DESCRIPTION OF THE TASK:
Please retype the records below exactly, leaving out any pictures.

Collected data:
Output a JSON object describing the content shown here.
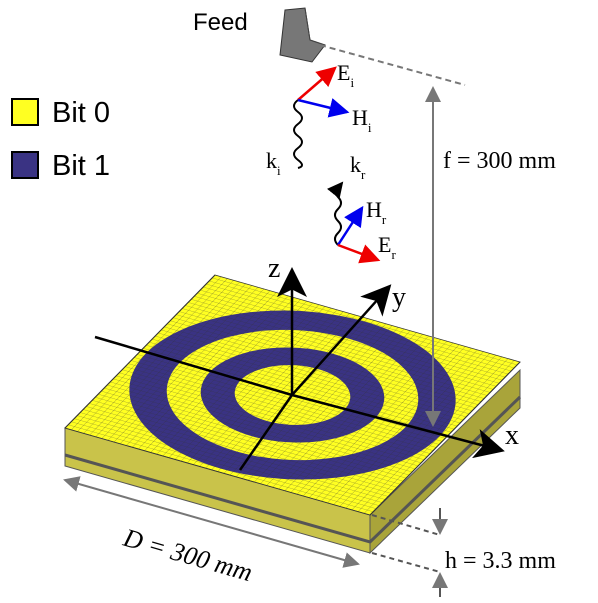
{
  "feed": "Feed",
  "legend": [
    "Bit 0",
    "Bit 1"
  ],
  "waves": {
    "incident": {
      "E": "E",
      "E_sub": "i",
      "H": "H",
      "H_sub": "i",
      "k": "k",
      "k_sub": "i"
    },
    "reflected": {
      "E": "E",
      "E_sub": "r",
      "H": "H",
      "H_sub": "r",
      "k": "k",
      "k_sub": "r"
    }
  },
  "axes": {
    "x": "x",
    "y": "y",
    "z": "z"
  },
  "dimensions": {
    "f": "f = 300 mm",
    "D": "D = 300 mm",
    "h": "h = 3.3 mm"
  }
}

RESPONSE:
Output a JSON object describing the content shown here.
{
  "feed": "Feed",
  "legend": [
    "Bit 0",
    "Bit 1"
  ],
  "waves": {
    "incident": {
      "E": "E",
      "E_sub": "i",
      "H": "H",
      "H_sub": "i",
      "k": "k",
      "k_sub": "i"
    },
    "reflected": {
      "E": "E",
      "E_sub": "r",
      "H": "H",
      "H_sub": "r",
      "k": "k",
      "k_sub": "r"
    }
  },
  "axes": {
    "x": "x",
    "y": "y",
    "z": "z"
  },
  "dimensions": {
    "f": "f = 300 mm",
    "D": "D = 300 mm",
    "h": "h = 3.3 mm"
  }
}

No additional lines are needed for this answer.